**Excerpt provided**.
>> BEGIN

Airborne Visible Infrared Imaging Spectrometer

contributed by Jeffrey Gillan

Other Names:


Agency/Company Operating the Sensor



AVIRIS is an airborne hyperspectral sensor that has been operational since 1989. The sensor has 224 contiguous spectral bands each .01 µm wide ranging from .400 to 2.5 µm. The primary objective of the AVIRIS project is to identify, measure, and monitor constituents of the Earth’s surface and atmosphere with research focusing on understanding processes related to the global environment and climate change. Hyperspectral data has the ability to detect subtle variations in radiation absorption and reflectance at a much finer scale than broadband sensors such as Landsat and SPOT. Such ability can be useful for distinguishing plant species as well as soil and mineral types.

There are several drawbacks to using AVIRIS data including cost, acquisition, and data size. Requesting a new acquisition requires extensive planning and must be scheduled with NASA months in advance. Collecting AVIRIS data is an expensive endeavor with each flight costing a minimum of $70,000. Once received, hyperspectral data can be difficult to work because of its enormous volume and will require sophisticated software to process it.

Alternatively, requesting archived data is free of charge for NASA-funded or affiliated scientists.

Similar Sensors

AVIRIS is similar to other commercial hyperspectral sensors.

Sensor Specifications

The sensor has 224 contiguous spectral bands each .01 µm wide ranging from .400 to 2.5 µm. AVIRIS is a whiskbroom scanning system and collects data in a 12 bit quantization (0 to 4095).

>> END

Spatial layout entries

>> BEGIN

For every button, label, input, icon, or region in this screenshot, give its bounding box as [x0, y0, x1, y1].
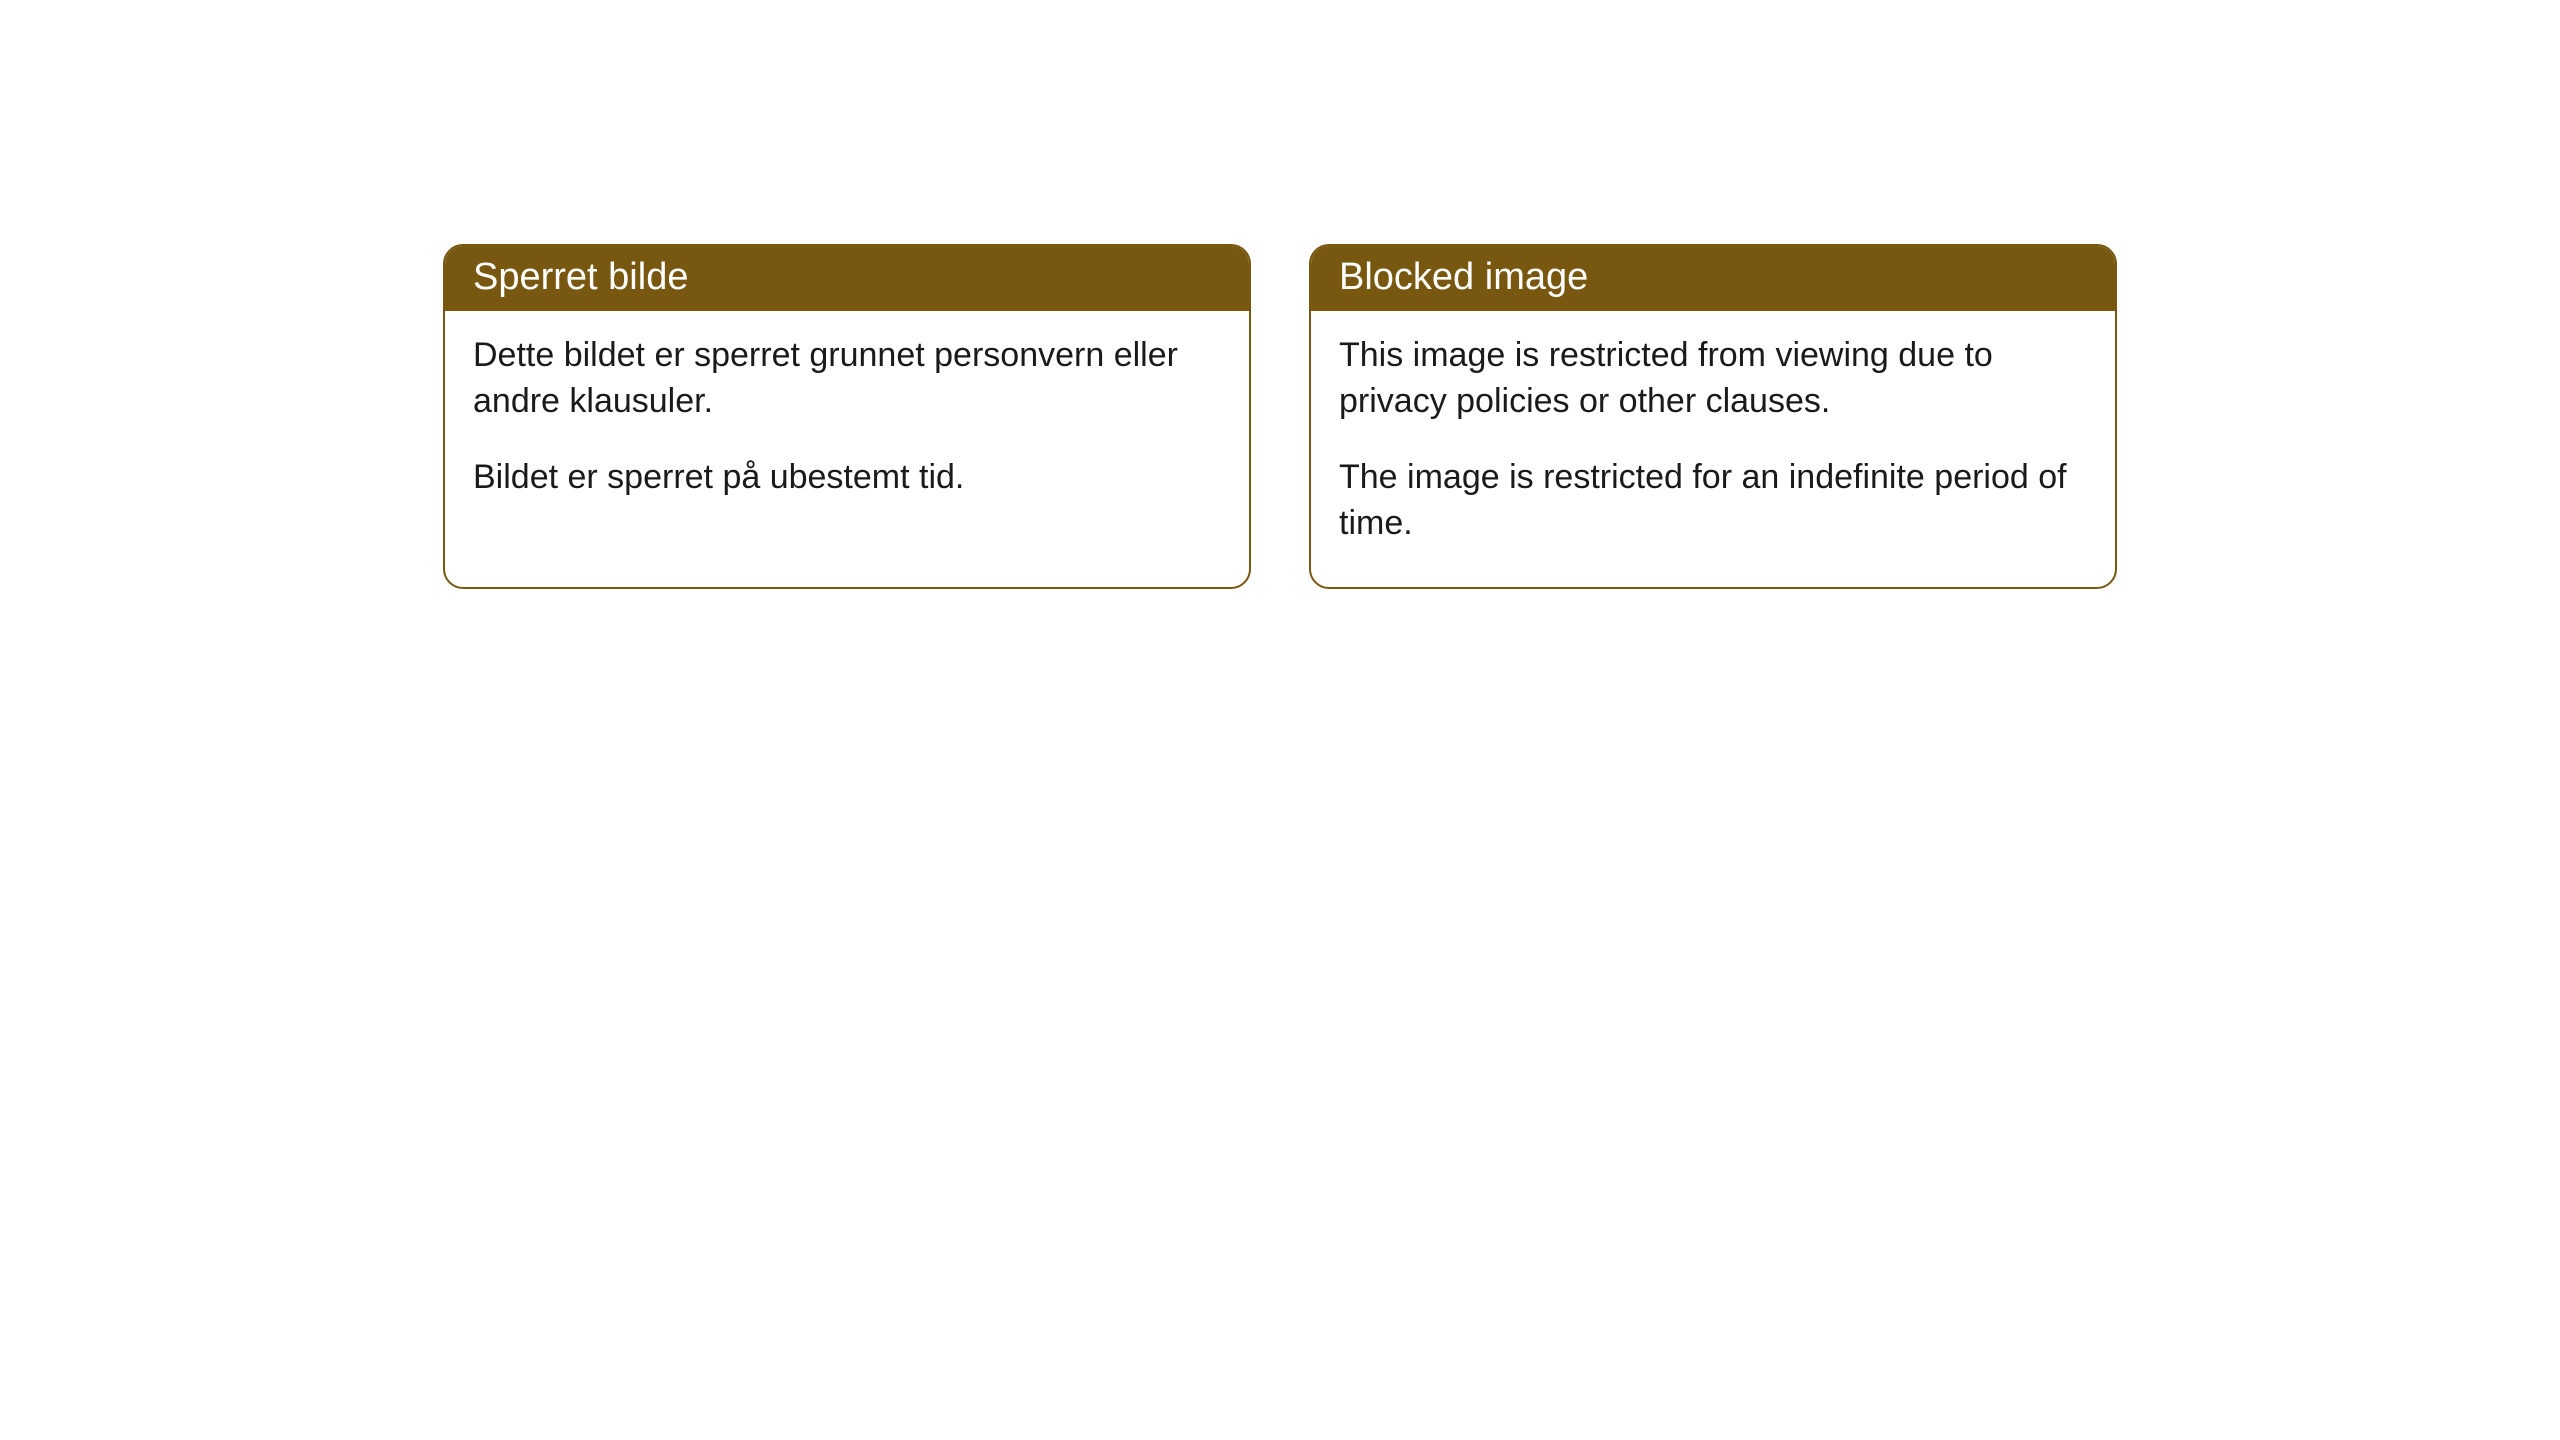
notice-card-english: Blocked image This image is restricted f… [1309, 244, 2117, 589]
notice-cards-container: Sperret bilde Dette bildet er sperret gr… [0, 244, 2560, 589]
notice-card-norwegian: Sperret bilde Dette bildet er sperret gr… [443, 244, 1251, 589]
card-body: Dette bildet er sperret grunnet personve… [445, 311, 1249, 541]
card-paragraph: Bildet er sperret på ubestemt tid. [473, 455, 1221, 501]
card-paragraph: Dette bildet er sperret grunnet personve… [473, 333, 1221, 425]
card-paragraph: This image is restricted from viewing du… [1339, 333, 2087, 425]
card-header: Sperret bilde [445, 246, 1249, 311]
card-header: Blocked image [1311, 246, 2115, 311]
card-paragraph: The image is restricted for an indefinit… [1339, 455, 2087, 547]
card-title: Blocked image [1339, 256, 1588, 298]
card-title: Sperret bilde [473, 256, 688, 298]
card-body: This image is restricted from viewing du… [1311, 311, 2115, 587]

>> END

**Complete the following**.
1. According to the AVIRIS description, what drawbacks come with using AVIRIS data? List them all.
2. Print the passage of the AVIRIS description from "Airborne Visible Infrared" up to and including "and mineral types.".

**Answers provided**.
1. Cost, acquisition, and data size.

2.
Airborne Visible Infrared Imaging Spectrometer

contributed by Jeffrey Gillan

Other Names:


Agency/Company Operating the Sensor



AVIRIS is an airborne hyperspectral sensor that has been operational since 1989. The sensor has 224 contiguous spectral bands each .01 µm wide ranging from .400 to 2.5 µm. The primary objective of the AVIRIS project is to identify, measure, and monitor constituents of the Earth’s surface and atmosphere with research focusing on understanding processes related to the global environment and climate change. Hyperspectral data has the ability to detect subtle variations in radiation absorption and reflectance at a much finer scale than broadband sensors such as Landsat and SPOT. Such ability can be useful for distinguishing plant species as well as soil and mineral types.